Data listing
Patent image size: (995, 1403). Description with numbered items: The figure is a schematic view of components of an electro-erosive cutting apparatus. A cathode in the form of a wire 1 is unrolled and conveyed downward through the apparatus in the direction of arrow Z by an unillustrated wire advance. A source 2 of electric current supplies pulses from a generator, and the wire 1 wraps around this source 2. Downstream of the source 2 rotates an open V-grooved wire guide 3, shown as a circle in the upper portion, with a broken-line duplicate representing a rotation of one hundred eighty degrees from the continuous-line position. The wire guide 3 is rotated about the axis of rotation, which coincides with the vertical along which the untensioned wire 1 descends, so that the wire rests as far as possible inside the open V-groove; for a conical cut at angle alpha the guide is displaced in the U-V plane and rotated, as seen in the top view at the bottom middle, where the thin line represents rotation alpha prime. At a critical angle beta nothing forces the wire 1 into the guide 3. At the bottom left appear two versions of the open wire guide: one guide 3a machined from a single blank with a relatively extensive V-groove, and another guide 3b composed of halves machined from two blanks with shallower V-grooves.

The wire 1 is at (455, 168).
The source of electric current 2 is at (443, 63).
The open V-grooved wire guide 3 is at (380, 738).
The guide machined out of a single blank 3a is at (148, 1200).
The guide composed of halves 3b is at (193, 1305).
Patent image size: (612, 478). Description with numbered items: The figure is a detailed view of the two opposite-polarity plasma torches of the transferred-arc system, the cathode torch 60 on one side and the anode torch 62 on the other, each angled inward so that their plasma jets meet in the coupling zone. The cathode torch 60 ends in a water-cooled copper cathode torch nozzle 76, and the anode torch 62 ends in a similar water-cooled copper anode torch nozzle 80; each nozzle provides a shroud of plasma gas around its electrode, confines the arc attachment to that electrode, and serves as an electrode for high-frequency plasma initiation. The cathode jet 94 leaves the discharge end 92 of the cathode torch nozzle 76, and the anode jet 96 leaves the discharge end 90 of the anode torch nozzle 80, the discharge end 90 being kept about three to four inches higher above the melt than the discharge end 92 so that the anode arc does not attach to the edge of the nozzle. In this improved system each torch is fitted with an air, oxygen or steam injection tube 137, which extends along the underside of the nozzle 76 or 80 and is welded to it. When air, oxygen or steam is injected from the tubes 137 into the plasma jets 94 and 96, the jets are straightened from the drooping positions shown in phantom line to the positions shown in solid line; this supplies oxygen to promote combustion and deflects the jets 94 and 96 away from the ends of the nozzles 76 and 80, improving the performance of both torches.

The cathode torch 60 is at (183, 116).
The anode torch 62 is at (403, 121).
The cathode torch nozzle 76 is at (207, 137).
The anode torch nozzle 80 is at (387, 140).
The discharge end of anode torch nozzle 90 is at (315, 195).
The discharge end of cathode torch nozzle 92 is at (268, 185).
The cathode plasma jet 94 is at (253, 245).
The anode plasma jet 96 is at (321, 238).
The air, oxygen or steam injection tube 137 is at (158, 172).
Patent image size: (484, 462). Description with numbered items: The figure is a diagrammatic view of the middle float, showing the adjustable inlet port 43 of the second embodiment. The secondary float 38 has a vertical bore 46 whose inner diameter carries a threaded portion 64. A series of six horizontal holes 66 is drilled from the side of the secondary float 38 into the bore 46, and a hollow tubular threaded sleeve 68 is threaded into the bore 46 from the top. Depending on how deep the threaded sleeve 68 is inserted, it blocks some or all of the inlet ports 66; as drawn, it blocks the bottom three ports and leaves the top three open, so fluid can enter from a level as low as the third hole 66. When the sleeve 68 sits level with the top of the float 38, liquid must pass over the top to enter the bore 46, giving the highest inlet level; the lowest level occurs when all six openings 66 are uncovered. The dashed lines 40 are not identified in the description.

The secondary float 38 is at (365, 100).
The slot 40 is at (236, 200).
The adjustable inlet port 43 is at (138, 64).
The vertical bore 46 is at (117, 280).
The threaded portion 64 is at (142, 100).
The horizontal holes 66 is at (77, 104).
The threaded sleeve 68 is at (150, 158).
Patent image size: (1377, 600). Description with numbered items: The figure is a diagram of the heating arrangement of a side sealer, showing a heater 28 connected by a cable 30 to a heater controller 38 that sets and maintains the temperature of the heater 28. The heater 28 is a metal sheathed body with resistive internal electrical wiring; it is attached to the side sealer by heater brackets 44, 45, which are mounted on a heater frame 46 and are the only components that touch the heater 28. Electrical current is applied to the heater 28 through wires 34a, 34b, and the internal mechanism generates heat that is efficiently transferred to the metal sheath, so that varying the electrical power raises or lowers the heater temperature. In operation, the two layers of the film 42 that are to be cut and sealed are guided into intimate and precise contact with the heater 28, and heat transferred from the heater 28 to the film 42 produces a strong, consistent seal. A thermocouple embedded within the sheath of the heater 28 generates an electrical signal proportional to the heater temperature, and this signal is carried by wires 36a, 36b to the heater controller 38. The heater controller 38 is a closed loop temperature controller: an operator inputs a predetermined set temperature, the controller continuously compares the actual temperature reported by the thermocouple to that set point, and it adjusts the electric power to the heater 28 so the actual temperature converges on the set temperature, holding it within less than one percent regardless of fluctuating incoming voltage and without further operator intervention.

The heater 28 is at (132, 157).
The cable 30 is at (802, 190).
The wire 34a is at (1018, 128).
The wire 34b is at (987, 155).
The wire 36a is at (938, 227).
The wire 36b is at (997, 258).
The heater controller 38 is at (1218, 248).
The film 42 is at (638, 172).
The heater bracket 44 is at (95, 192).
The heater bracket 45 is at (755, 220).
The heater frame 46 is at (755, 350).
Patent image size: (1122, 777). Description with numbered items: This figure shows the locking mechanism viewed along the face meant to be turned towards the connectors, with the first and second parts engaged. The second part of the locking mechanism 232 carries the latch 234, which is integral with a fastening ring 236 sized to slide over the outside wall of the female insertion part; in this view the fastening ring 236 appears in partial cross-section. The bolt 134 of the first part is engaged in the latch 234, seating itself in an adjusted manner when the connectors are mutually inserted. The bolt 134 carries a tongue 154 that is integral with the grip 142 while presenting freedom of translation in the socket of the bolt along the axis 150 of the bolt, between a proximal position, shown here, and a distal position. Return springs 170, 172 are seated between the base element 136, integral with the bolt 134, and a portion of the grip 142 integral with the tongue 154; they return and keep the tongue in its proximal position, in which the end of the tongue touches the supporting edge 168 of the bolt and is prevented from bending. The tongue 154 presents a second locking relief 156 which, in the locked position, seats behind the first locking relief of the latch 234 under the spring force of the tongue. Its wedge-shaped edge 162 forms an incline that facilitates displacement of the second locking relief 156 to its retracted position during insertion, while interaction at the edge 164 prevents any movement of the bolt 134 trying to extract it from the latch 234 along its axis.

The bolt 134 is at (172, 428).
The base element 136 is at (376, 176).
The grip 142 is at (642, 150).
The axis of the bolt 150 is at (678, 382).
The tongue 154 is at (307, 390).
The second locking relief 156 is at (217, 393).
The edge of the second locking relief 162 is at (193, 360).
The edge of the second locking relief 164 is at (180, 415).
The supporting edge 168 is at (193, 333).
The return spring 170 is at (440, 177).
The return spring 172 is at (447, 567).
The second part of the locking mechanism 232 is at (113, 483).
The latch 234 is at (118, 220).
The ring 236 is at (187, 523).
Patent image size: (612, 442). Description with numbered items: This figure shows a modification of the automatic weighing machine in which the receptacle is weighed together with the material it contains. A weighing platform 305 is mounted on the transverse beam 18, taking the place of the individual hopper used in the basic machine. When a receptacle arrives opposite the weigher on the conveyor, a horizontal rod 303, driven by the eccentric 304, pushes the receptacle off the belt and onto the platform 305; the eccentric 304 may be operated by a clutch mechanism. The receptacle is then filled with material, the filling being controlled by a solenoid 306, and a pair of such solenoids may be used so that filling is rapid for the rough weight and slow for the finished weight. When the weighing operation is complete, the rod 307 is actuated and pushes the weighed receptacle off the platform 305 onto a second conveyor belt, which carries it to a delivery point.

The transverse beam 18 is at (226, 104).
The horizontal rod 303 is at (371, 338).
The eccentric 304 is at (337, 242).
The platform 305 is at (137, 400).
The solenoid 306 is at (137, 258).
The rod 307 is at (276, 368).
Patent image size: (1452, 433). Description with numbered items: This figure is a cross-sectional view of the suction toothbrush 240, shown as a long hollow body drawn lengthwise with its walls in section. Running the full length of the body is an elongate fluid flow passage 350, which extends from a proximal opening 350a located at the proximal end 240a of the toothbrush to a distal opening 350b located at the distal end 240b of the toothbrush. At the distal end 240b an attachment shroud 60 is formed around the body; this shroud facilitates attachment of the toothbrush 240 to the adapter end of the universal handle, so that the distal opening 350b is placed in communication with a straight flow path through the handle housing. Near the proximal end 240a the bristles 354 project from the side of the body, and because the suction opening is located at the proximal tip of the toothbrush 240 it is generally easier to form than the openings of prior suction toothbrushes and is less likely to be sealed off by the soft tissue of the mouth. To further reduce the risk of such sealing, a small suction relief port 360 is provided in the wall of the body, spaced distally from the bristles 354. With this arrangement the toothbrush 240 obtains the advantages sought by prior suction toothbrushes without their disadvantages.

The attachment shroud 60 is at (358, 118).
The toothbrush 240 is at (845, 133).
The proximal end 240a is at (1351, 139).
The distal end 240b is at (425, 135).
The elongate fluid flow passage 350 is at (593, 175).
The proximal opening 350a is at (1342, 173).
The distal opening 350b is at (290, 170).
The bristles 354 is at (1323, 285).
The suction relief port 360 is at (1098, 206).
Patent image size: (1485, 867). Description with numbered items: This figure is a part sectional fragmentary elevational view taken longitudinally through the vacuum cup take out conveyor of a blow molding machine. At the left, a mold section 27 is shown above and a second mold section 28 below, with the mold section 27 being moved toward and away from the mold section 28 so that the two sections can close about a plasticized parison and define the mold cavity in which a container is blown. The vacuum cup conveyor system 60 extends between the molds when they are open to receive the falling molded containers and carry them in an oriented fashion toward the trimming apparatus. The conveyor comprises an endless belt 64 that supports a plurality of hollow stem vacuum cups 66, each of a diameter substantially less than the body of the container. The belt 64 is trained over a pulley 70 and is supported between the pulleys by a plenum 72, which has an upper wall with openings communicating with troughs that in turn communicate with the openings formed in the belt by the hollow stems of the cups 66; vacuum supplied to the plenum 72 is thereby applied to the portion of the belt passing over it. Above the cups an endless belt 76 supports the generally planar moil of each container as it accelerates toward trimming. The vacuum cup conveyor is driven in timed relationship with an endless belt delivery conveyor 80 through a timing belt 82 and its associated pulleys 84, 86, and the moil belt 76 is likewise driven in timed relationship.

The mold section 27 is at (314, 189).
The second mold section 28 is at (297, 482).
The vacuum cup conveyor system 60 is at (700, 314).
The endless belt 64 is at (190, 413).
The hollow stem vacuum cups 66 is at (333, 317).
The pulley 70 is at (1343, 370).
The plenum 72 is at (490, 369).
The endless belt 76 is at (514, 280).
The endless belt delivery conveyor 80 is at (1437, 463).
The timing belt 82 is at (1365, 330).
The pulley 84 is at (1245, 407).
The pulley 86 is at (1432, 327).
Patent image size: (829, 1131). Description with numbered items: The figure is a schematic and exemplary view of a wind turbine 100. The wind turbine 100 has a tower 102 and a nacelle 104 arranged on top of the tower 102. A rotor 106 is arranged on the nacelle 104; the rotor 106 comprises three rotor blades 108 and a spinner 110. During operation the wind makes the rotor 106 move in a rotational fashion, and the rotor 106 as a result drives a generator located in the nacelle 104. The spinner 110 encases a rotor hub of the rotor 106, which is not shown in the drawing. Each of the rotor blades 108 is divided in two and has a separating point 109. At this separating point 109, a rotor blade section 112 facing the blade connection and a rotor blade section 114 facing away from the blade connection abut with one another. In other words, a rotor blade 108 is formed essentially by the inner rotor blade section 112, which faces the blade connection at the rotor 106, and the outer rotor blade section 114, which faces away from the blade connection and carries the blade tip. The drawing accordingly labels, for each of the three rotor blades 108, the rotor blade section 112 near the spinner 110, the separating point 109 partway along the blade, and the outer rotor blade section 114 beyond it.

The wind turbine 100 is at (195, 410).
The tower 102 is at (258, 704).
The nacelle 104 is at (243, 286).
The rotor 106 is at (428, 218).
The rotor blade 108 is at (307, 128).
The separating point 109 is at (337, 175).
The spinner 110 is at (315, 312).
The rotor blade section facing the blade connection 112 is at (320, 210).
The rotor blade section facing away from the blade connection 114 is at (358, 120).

Work to do
From the entries above, copy out word for word the part that starts with the line containing "Patent image size: (484, 462)." and ends with the line containing "The threaded sleeve 68 is at (150, 158).". Include both of those lines.

Answer
Patent image size: (484, 462). Description with numbered items: The figure is a diagrammatic view of the middle float, showing the adjustable inlet port 43 of the second embodiment. The secondary float 38 has a vertical bore 46 whose inner diameter carries a threaded portion 64. A series of six horizontal holes 66 is drilled from the side of the secondary float 38 into the bore 46, and a hollow tubular threaded sleeve 68 is threaded into the bore 46 from the top. Depending on how deep the threaded sleeve 68 is inserted, it blocks some or all of the inlet ports 66; as drawn, it blocks the bottom three ports and leaves the top three open, so fluid can enter from a level as low as the third hole 66. When the sleeve 68 sits level with the top of the float 38, liquid must pass over the top to enter the bore 46, giving the highest inlet level; the lowest level occurs when all six openings 66 are uncovered. The dashed lines 40 are not identified in the description.

The secondary float 38 is at (365, 100).
The slot 40 is at (236, 200).
The adjustable inlet port 43 is at (138, 64).
The vertical bore 46 is at (117, 280).
The threaded portion 64 is at (142, 100).
The horizontal holes 66 is at (77, 104).
The threaded sleeve 68 is at (150, 158).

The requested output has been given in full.